> **TASK TO COMPLETE**:
Copy, from the entries below, each line where the word "mais" can be found.

> **DATA TO USE**:

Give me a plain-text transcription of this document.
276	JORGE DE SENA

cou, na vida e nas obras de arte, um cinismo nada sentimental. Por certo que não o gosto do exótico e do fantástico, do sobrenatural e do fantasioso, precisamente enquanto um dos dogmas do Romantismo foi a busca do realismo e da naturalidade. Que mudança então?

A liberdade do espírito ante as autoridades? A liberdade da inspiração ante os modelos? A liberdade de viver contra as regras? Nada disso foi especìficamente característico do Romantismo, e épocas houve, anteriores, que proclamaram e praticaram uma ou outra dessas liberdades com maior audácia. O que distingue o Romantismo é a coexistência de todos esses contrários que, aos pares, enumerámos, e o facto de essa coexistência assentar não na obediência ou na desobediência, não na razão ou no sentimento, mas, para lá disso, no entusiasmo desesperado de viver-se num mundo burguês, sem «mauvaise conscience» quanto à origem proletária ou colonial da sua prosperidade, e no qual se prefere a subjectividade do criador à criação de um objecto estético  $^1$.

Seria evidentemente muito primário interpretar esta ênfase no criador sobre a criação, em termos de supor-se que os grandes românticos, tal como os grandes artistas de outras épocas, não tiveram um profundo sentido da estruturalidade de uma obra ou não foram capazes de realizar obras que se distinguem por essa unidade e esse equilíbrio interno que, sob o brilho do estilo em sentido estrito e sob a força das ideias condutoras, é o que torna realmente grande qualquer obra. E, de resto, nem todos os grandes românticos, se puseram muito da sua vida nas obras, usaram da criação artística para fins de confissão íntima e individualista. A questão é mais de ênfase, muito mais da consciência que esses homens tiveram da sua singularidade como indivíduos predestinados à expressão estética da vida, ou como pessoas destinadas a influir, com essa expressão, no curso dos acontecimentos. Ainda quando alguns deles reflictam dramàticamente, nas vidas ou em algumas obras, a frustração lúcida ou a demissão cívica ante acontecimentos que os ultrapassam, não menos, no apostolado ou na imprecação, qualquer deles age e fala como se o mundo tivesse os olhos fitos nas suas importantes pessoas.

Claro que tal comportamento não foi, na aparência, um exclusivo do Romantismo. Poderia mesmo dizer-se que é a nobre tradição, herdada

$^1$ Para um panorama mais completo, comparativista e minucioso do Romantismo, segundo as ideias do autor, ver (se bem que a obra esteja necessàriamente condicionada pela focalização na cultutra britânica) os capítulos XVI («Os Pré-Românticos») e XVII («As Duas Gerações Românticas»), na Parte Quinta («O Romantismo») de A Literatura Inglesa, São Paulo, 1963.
---
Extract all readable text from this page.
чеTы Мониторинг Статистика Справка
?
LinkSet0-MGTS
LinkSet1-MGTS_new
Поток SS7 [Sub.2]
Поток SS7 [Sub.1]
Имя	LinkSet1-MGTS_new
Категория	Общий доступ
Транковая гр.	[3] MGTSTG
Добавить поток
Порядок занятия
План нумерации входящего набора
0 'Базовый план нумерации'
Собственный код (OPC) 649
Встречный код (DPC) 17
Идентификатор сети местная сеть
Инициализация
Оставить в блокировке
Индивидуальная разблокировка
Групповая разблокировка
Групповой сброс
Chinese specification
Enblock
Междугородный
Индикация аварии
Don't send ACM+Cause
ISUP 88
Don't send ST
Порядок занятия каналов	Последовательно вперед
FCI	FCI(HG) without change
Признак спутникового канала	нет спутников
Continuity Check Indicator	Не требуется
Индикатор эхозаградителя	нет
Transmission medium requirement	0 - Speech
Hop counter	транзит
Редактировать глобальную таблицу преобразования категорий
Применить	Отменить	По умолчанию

> **FULL RESPONSE**:
Seria evidentemente muito primário interpretar esta ênfase no criador sobre a criação, em termos de supor-se que os grandes românticos, tal como os grandes artistas de outras épocas, não tiveram um profundo sentido da estruturalidade de uma obra ou não foram capazes de realizar obras que se distinguem por essa unidade e esse equilíbrio interno que, sob o brilho do estilo em sentido estrito e sob a força das ideias condutoras, é o que torna realmente grande qualquer obra. E, de resto, nem todos os grandes românticos, se puseram muito da sua vida nas obras, usaram da criação artística para fins de confissão íntima e individualista. A questão é mais de ênfase, muito mais da consciência que esses homens tiveram da sua singularidade como indivíduos predestinados à expressão estética da vida, ou como pessoas destinadas a influir, com essa expressão, no curso dos acontecimentos. Ainda quando alguns deles reflictam dramàticamente, nas vidas ou em algumas obras, a frustração lúcida ou a demissão cívica ante acontecimentos que os ultrapassam, não menos, no apostolado ou na imprecação, qualquer deles age e fala como se o mundo tivesse os olhos fitos nas suas importantes pessoas.
$^1$ Para um panorama mais completo, comparativista e minucioso do Romantismo, segundo as ideias do autor, ver (se bem que a obra esteja necessàriamente condicionada pela focalização na cultutra britânica) os capítulos XVI («Os Pré-Românticos») e XVII («As Duas Gerações Românticas»), na Parte Quinta («O Romantismo») de A Literatura Inglesa, São Paulo, 1963.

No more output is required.